- EXERCISE OBJECTIVE -
Copy out the lines that have "there" in them.

******

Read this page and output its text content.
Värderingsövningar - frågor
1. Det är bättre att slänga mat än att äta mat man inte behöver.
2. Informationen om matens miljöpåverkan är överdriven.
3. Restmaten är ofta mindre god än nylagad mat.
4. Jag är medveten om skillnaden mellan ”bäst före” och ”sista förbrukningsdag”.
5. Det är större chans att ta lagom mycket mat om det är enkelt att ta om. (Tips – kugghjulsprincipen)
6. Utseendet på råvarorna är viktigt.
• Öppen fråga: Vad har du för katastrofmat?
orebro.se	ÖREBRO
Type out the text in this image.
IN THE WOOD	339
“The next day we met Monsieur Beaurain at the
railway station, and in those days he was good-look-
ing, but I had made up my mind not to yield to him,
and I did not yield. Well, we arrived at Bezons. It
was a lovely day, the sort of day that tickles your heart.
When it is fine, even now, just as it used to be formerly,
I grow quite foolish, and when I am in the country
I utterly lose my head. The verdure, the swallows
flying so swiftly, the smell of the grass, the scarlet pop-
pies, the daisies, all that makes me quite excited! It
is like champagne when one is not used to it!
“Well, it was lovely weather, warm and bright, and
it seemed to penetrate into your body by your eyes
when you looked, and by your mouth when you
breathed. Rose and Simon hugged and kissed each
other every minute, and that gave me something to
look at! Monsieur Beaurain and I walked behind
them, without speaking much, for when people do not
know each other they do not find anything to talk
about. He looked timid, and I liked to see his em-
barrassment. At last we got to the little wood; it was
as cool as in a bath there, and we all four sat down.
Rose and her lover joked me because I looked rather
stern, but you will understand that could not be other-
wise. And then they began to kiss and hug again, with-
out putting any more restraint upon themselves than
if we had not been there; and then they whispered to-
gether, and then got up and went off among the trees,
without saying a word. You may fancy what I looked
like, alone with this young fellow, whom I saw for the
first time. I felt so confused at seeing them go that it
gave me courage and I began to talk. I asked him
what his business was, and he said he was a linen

******

- OUTPUT -
as cool as in a bath there, and we all four sat down.
if we had not been there; and then they whispered to-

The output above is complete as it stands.